__Excerpt to read__.
┄┄┄┄┄┄┄┄┄┄┄┄┄┄┄┄┄┄┄┄

Little Big League

The backdrop for most minor league ballparks isn't one of the largest cities in the world (via Doug Kerr).

The backdrop for most minor league ballparks isn’t one of the largest cities in the world (via Doug Kerr).

New York tourists and professional ballplayers have one thing in common. Both are taught to never be in awe of their surroundings. Whether it’s a big league clubhouse or a canyon of skyscrapers, the lesson is clear. Act like you belong there.

But Ethan Carnes can’t help it. The left-handed reliever is both tourist and ballplayer as a Texas native playing short-season Single-A ball for the Staten Island Yankees. He always finds himself staring wide-eyed at the big video board at Richmond County Bank Ballpark before home games, grinning and getting goosebumps despite himself.

“They show Manhattan and Times Square and play the Jay-Z New York song, and it just hits me that I play for the New York Yankees organization, one of greatest sports franchises in world,” says Carnes, the Yankees’ 21st-round pick in the 2013 draft. “I know I’m still on the journey, but I feel like it’s a dream come true.”

Staten Island is one of the most unusual lower minor league communities in the country. According to Minor League Baseball’s ranking of markets where its teams play, the New York metro area, which includes the Staten Island Yankees, Brooklyn Cyclones, Hudson Valley Renegades and Lakewood Blue Claws, is the biggest.

And big means expensive. According to the Web site City-Data.com, the most recent data it has on Staten Island, from March 2012, shows that the cost of living index there is 405.3. The U.S. average is 100.

Minor league salaries make no distinction for the higher cost of living. According to Michael McCann, a Massachusetts attorney and the founding director of the Sports and Entertainment Law Institute at the University of New Hampshire School of Law, most minor league players earn between $3,000 and $7,500 over a five-month season. Even fast-food workers make more than that.

Right-hander Jordan Foley, a fifth-round pick of the Yankees this year out of Central Michigan, says he and his teammates save on food expenses by taking advantage of the pre- and post-game spreads the Yankees provide when the team is home.

“There’s also a really good New York-style pizza place next to the field that I like,” says Foley. “It’s just a minute walk from stadium, so I’ll grab a couple of slices for lunch.”

That pizza place, Pier 76, also has a kiosk at the stadium, where fans can enjoy its giant pizza slices, meatball subs and other Italian goodies.

Like Foley, Carnes says he likes to forage around Richmond County Bank Ballpark for food when the pre-game spread isn’t enough.

“I tend to eat a lot of deli sandwiches and pizzas,” he says. “And I’ve had a lot of Dunkin Donuts breakfasts this summer. I love their coffee. We don’t have it back home. I’m going to miss it.”

On the road, players make due with the meager meal money they get.

“It’s a lot of eating out and trying to keep it as healthy as possible,” says Foley, like opting for the grilled chicken sandwich instead of the burger at McDonald’s.

┄┄┄┄┄┄┄┄┄┄┄┄┄┄┄┄┄┄┄┄

__Set problem__.
In the article, what cost of living index does the March 2012 data give for Staten Island? The items after the article are separate material.

┄┄┄┄┄┄┄┄┄┄┄┄┄┄┄┄┄┄┄┄

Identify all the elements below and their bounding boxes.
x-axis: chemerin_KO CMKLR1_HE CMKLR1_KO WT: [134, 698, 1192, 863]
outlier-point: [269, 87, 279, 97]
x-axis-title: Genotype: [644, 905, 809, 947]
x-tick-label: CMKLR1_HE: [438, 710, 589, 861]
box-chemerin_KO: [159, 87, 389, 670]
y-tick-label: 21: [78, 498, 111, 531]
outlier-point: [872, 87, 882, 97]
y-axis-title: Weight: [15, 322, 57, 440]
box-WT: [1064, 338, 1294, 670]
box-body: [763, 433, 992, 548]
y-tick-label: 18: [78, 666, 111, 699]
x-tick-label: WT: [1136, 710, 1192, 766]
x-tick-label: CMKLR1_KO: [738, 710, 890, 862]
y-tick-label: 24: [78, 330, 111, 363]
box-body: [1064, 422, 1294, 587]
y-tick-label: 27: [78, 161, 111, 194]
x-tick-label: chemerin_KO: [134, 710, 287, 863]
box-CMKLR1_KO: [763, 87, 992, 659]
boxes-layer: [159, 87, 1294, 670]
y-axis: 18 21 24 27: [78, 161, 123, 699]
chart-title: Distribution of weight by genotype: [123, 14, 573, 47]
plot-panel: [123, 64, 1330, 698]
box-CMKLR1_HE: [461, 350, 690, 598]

┄┄┄┄┄┄┄┄┄┄┄┄┄┄┄┄┄┄┄┄

__Completed task__.
405.3